- **Task description**
Copy each line in the data that includes the word "xlabel".

- **Material for the task**
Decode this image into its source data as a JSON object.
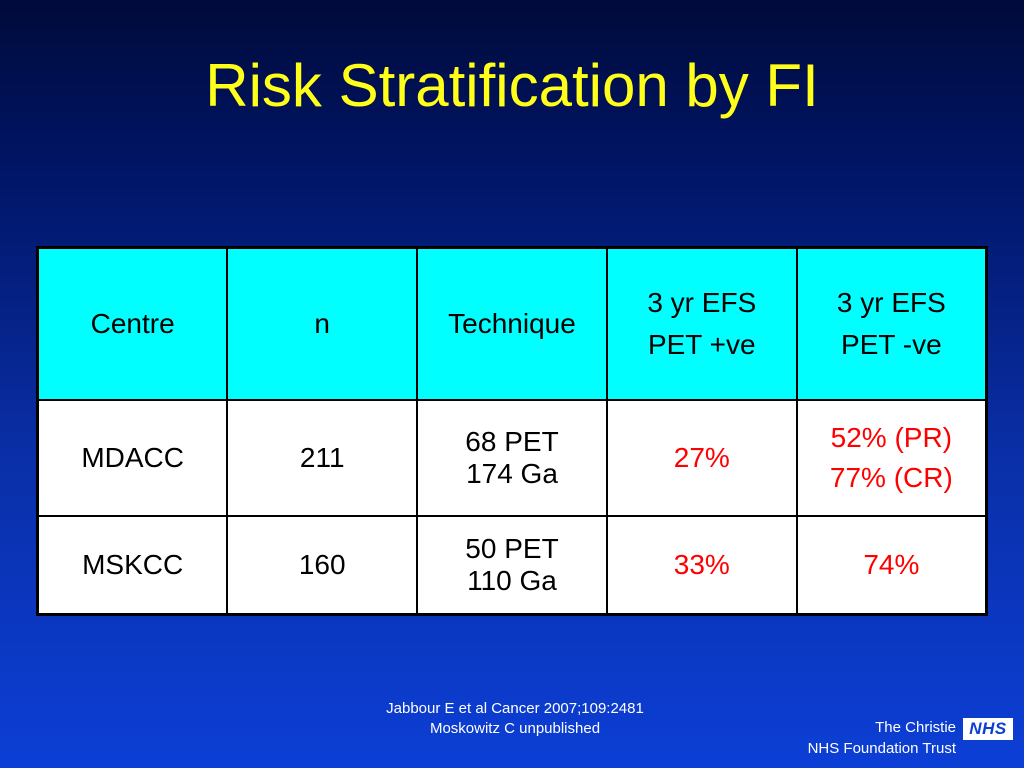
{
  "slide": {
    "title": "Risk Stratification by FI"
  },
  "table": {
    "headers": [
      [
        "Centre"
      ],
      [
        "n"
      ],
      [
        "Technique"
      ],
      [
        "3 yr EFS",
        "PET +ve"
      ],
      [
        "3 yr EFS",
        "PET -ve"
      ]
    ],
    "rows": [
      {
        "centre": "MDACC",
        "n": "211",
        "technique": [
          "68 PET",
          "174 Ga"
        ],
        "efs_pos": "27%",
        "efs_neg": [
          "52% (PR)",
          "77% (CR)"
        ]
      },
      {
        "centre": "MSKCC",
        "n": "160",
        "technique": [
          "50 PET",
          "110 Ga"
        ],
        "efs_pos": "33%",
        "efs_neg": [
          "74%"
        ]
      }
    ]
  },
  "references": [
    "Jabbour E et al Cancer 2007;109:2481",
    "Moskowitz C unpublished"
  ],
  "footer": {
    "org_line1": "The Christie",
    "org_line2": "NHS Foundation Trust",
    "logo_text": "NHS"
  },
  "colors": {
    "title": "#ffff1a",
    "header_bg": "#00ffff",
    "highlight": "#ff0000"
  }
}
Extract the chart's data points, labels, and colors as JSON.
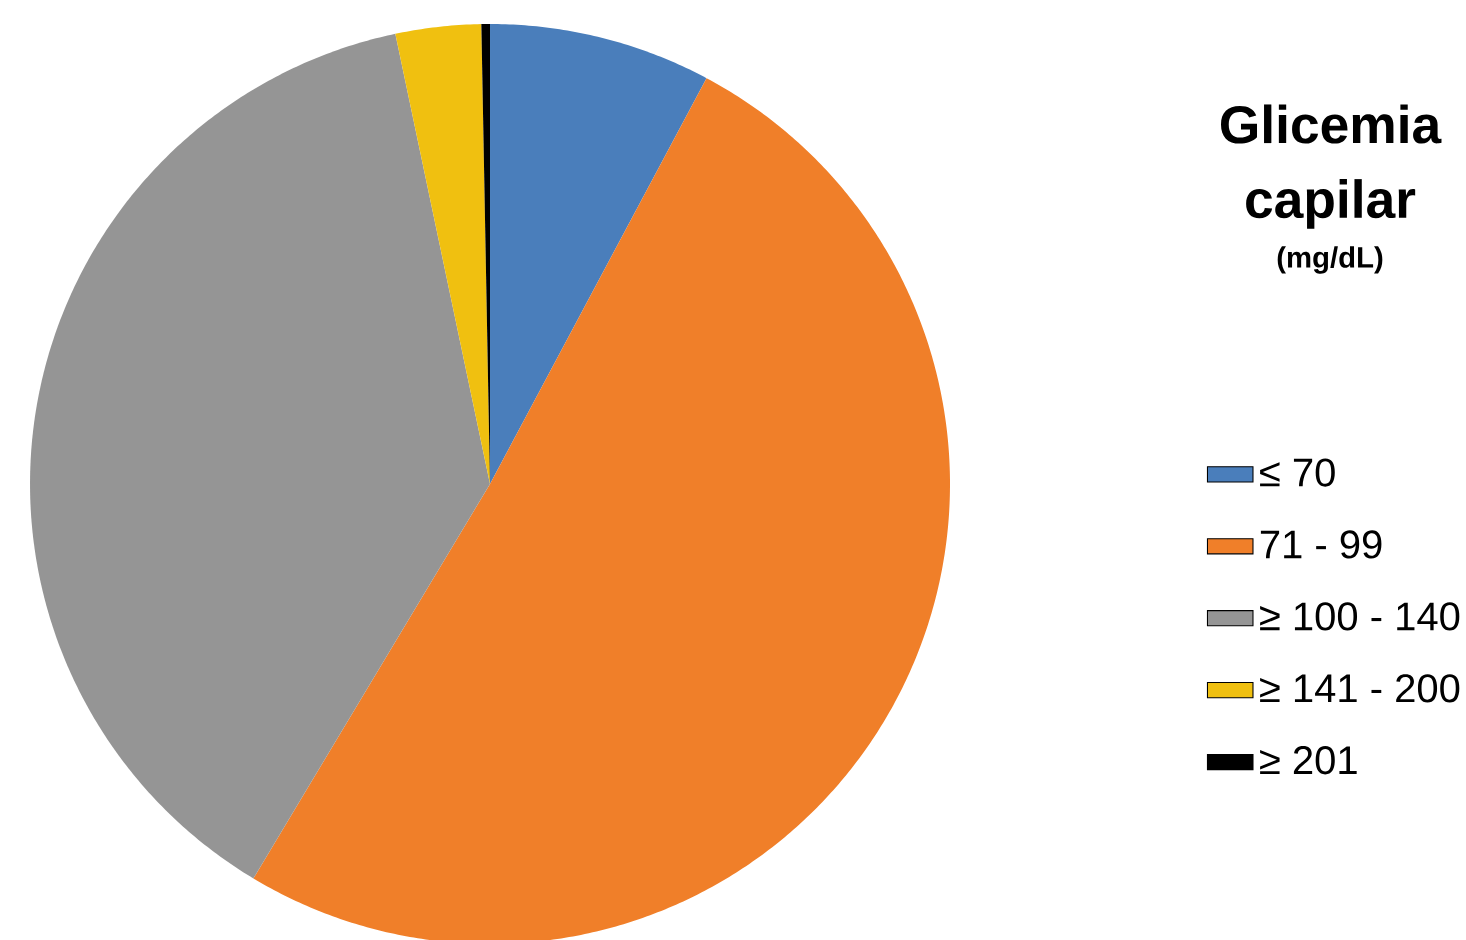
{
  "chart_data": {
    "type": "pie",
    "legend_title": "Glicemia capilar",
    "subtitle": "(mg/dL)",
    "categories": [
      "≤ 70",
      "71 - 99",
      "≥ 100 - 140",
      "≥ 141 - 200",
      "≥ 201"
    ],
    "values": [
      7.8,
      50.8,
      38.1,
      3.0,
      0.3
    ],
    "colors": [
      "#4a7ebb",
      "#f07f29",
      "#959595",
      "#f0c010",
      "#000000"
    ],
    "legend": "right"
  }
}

* * *

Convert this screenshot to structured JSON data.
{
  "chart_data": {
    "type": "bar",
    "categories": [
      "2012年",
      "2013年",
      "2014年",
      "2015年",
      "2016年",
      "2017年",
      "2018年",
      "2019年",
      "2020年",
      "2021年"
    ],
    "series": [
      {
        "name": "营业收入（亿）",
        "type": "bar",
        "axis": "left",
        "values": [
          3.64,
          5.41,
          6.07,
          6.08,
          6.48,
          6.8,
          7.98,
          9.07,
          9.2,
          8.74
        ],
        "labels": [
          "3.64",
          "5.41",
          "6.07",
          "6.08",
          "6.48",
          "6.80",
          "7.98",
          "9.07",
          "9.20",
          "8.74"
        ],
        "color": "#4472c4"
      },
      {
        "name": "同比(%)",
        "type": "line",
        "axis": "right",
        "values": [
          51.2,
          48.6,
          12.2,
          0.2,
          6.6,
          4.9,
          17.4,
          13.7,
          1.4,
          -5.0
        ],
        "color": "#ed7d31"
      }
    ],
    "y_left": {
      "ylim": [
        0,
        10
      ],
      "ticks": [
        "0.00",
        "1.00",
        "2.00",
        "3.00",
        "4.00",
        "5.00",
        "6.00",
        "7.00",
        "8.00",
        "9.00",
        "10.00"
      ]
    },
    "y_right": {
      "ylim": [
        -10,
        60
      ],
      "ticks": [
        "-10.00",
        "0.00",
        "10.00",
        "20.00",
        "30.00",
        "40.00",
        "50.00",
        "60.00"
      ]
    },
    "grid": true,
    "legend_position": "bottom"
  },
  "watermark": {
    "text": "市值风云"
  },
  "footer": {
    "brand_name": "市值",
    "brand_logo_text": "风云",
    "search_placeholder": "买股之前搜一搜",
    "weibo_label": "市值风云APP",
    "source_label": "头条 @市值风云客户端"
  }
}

---

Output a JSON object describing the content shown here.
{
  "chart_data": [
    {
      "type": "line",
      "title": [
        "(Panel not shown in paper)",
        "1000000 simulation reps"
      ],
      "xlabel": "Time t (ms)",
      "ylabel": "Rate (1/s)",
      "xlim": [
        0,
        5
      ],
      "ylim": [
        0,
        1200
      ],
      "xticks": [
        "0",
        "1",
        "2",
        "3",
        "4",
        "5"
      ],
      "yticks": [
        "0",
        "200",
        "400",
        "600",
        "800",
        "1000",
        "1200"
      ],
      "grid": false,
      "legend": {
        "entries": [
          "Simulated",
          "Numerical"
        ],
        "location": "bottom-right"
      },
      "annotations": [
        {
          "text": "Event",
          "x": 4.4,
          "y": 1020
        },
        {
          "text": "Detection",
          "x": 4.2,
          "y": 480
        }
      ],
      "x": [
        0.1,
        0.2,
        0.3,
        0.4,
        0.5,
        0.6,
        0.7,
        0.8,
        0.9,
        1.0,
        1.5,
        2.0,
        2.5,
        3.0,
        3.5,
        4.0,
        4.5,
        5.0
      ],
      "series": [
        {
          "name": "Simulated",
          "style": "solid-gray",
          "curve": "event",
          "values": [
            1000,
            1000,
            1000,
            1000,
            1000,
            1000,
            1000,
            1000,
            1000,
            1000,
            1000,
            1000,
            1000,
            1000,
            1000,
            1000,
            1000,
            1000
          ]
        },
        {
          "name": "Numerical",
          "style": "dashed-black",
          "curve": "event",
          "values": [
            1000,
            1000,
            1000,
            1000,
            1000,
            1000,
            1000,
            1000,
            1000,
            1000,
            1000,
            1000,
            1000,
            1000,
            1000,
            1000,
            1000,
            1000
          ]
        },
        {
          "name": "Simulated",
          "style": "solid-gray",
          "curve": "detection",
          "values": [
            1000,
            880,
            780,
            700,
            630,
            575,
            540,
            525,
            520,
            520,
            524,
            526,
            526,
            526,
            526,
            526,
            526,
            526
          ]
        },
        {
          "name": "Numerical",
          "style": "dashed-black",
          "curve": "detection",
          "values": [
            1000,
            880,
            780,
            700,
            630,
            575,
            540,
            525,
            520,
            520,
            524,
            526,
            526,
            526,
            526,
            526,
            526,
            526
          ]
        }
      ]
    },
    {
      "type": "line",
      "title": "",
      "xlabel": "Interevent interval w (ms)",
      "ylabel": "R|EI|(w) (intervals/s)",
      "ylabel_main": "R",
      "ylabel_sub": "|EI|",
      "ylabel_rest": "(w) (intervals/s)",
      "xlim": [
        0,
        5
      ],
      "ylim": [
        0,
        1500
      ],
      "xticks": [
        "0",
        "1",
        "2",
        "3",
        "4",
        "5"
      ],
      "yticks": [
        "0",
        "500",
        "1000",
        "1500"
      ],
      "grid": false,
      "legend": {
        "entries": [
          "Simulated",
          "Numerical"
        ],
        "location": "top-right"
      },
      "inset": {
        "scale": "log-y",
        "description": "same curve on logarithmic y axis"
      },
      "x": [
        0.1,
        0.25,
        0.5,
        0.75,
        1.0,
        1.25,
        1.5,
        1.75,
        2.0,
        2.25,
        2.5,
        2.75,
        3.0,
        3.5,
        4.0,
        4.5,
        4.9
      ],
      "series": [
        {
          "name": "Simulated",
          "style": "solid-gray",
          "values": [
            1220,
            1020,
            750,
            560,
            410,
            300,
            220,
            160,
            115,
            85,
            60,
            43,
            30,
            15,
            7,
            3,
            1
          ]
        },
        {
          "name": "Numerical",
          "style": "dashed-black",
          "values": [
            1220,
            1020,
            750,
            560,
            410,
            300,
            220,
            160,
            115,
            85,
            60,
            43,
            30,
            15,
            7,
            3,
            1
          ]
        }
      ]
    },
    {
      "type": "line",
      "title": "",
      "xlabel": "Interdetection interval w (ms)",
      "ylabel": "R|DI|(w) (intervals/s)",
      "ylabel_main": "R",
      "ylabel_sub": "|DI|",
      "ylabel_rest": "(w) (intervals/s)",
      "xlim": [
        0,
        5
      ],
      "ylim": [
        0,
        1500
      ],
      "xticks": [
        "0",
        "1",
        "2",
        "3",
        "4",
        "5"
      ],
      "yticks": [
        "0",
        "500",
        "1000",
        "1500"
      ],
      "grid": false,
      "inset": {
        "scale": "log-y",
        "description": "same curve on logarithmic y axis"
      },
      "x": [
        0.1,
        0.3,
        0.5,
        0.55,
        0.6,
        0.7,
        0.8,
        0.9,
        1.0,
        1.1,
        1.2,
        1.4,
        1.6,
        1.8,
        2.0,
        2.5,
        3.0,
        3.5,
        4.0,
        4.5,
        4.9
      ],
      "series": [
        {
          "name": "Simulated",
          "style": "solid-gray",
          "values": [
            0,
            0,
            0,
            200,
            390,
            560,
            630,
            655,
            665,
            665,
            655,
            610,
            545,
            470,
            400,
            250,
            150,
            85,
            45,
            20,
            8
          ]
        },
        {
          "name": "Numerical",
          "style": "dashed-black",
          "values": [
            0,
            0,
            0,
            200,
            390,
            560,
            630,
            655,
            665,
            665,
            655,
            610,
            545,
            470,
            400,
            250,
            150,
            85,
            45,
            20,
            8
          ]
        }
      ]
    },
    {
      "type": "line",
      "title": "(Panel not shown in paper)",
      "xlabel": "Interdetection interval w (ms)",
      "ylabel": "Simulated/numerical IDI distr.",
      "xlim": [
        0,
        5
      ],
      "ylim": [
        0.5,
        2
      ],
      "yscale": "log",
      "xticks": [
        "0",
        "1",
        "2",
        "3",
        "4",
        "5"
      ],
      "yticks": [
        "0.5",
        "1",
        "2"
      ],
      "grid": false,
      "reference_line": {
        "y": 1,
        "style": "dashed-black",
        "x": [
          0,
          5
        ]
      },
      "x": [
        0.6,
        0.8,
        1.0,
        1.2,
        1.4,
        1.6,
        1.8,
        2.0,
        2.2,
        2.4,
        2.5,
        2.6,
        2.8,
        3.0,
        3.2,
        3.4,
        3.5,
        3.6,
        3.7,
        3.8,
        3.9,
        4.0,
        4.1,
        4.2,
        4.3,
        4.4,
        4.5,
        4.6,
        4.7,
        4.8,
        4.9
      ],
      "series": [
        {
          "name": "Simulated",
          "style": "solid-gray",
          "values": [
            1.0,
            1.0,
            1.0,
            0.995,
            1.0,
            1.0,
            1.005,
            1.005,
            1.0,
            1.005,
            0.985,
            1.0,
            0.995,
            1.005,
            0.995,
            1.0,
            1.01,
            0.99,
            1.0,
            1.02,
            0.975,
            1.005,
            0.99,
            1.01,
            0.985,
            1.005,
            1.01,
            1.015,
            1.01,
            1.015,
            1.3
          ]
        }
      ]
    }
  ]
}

- **Final result**
      "xlabel": "Time t (ms)",
      "xlabel": "Interevent interval w (ms)",
      "xlabel": "Interdetection interval w (ms)",
      "xlabel": "Interdetection interval w (ms)",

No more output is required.